What the task asks —
Write the lines of the items as a JSON list of strings, one string per line, skipping blank lines and leaving out the pictures. Begin at the line that has "Output each element" and stop after the line that has "data-point-2017: [351, 386, 357, 392]".

======== Supplied data

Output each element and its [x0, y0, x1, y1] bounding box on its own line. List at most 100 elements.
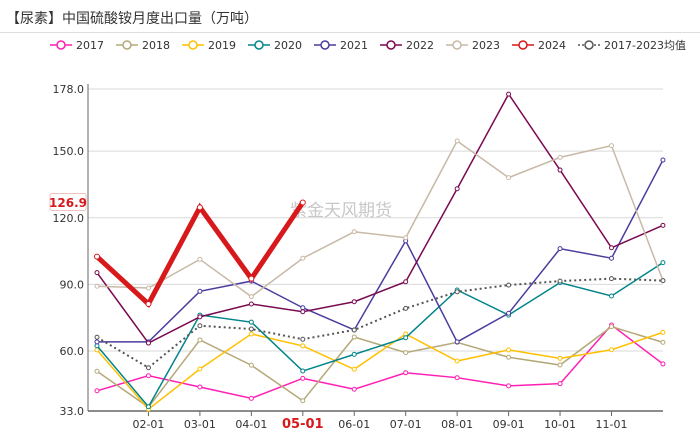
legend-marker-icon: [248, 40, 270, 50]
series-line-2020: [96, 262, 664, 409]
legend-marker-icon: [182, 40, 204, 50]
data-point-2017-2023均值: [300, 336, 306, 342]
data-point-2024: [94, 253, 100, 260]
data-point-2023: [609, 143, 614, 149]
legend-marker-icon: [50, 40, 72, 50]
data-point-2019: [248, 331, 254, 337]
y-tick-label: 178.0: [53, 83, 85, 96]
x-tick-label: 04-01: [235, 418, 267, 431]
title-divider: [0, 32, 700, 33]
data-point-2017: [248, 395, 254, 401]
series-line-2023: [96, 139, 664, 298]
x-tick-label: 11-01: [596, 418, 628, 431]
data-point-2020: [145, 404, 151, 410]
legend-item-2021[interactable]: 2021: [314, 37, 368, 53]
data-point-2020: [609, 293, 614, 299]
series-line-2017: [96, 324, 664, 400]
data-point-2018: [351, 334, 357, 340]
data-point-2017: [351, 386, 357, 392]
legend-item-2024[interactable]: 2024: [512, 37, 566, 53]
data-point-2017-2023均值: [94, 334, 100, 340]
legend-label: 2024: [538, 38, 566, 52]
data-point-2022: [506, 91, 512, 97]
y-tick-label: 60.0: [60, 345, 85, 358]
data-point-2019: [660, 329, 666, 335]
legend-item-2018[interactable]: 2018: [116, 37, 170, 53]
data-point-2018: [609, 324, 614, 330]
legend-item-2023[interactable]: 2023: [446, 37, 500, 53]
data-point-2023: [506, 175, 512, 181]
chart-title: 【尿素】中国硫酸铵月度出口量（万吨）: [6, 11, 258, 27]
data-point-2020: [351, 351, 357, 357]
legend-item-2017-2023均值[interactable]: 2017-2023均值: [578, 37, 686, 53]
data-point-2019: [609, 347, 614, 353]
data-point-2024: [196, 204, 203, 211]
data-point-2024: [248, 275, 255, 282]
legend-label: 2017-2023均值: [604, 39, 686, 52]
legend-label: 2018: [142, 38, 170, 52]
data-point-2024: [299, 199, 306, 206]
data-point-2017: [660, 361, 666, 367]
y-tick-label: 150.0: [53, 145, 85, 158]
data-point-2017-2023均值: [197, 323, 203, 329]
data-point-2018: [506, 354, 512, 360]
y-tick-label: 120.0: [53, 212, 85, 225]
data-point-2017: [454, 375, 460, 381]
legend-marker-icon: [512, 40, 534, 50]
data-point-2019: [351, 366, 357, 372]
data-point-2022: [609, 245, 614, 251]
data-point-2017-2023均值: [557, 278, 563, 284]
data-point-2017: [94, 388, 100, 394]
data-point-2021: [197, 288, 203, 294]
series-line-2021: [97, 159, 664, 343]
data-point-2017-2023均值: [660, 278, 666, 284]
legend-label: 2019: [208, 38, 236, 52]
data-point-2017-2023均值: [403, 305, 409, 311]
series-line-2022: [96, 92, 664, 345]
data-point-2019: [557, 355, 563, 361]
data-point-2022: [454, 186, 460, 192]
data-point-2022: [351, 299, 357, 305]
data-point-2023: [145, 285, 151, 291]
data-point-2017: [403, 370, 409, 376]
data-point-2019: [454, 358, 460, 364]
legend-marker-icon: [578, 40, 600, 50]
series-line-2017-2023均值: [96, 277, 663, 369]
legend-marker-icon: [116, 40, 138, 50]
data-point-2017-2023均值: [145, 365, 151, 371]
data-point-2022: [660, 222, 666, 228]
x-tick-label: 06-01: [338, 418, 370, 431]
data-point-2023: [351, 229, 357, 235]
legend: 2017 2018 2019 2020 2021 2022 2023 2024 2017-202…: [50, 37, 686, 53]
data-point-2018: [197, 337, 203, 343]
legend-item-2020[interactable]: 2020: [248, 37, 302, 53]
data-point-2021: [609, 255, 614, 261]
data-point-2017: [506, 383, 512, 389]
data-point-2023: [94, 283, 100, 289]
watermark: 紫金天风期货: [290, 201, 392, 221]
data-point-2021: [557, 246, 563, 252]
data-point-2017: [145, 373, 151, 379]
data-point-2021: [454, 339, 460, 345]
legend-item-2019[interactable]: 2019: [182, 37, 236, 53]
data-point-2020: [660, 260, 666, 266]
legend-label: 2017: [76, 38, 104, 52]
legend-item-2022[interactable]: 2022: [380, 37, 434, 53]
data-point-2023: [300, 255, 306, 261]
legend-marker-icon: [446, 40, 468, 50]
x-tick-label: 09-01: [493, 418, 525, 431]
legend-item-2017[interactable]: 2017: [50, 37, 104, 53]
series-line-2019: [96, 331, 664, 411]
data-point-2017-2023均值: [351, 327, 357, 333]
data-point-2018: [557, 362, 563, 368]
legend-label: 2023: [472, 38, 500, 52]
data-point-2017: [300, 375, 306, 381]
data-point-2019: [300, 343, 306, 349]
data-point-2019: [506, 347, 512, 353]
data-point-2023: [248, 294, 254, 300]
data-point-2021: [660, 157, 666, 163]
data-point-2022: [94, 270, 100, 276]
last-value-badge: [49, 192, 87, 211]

================
======== Supplied data

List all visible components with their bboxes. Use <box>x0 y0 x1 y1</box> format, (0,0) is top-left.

================

Worked solution —
[
  "Output each element and its [x0, y0, x1, y1] bounding box on its own line. List at most 100 elements.",
  "legend-marker-icon: [248, 40, 270, 50]",
  "series-line-2020: [96, 262, 664, 409]",
  "legend-marker-icon: [182, 40, 204, 50]",
  "data-point-2017-2023均值: [300, 336, 306, 342]",
  "data-point-2024: [94, 253, 100, 260]",
  "data-point-2023: [609, 143, 614, 149]",
  "legend-marker-icon: [50, 40, 72, 50]",
  "data-point-2019: [248, 331, 254, 337]",
  "y-tick-label: 178.0: [53, 83, 85, 96]",
  "x-tick-label: 04-01: [235, 418, 267, 431]",
  "title-divider: [0, 32, 700, 33]",
  "data-point-2017: [248, 395, 254, 401]",
  "series-line-2023: [96, 139, 664, 298]",
  "x-tick-label: 11-01: [596, 418, 628, 431]",
  "data-point-2020: [145, 404, 151, 410]",
  "legend-item-2021[interactable]: 2021: [314, 37, 368, 53]",
  "data-point-2020: [609, 293, 614, 299]",
  "series-line-2017: [96, 324, 664, 400]",
  "data-point-2018: [351, 334, 357, 340]",
  "data-point-2017: [351, 386, 357, 392]"
]